**SET TASK:**
Each entry below should be reproduced character for character.

**DATA SECTION:**
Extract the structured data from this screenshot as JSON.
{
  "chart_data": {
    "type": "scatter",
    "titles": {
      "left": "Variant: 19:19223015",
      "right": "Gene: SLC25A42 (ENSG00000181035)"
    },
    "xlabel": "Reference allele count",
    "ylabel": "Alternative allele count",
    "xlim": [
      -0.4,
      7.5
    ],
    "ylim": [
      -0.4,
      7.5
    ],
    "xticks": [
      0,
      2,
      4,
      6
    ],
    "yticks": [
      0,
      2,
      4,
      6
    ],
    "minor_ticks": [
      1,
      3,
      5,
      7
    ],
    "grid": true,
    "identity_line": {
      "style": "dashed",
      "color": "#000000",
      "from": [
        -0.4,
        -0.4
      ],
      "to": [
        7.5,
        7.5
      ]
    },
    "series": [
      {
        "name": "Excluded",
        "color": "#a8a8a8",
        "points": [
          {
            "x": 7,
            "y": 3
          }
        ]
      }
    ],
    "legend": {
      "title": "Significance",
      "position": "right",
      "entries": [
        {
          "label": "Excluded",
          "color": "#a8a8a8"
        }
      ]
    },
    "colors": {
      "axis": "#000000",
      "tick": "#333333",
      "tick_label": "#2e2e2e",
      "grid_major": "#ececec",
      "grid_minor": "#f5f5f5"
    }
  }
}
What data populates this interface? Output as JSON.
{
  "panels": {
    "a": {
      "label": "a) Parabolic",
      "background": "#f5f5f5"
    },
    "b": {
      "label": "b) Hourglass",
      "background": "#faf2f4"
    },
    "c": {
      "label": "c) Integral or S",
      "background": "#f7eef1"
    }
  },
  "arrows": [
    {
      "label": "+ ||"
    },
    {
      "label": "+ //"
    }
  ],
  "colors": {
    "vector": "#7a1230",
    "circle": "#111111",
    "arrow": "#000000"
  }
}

**TASK ANSWER:**
Extract the structured data from this screenshot as JSON.
{
  "chart_data": {
    "type": "scatter",
    "titles": {
      "left": "Variant: 19:19223015",
      "right": "Gene: SLC25A42 (ENSG00000181035)"
    },
    "xlabel": "Reference allele count",
    "ylabel": "Alternative allele count",
    "xlim": [
      -0.4,
      7.5
    ],
    "ylim": [
      -0.4,
      7.5
    ],
    "xticks": [
      0,
      2,
      4,
      6
    ],
    "yticks": [
      0,
      2,
      4,
      6
    ],
    "minor_ticks": [
      1,
      3,
      5,
      7
    ],
    "grid": true,
    "identity_line": {
      "style": "dashed",
      "color": "#000000",
      "from": [
        -0.4,
        -0.4
      ],
      "to": [
        7.5,
        7.5
      ]
    },
    "series": [
      {
        "name": "Excluded",
        "color": "#a8a8a8",
        "points": [
          {
            "x": 7,
            "y": 3
          }
        ]
      }
    ],
    "legend": {
      "title": "Significance",
      "position": "right",
      "entries": [
        {
          "label": "Excluded",
          "color": "#a8a8a8"
        }
      ]
    },
    "colors": {
      "axis": "#000000",
      "tick": "#333333",
      "tick_label": "#2e2e2e",
      "grid_major": "#ececec",
      "grid_minor": "#f5f5f5"
    }
  }
}
What data populates this interface? Output as JSON.
{
  "panels": {
    "a": {
      "label": "a) Parabolic",
      "background": "#f5f5f5"
    },
    "b": {
      "label": "b) Hourglass",
      "background": "#faf2f4"
    },
    "c": {
      "label": "c) Integral or S",
      "background": "#f7eef1"
    }
  },
  "arrows": [
    {
      "label": "+ ||"
    },
    {
      "label": "+ //"
    }
  ],
  "colors": {
    "vector": "#7a1230",
    "circle": "#111111",
    "arrow": "#000000"
  }
}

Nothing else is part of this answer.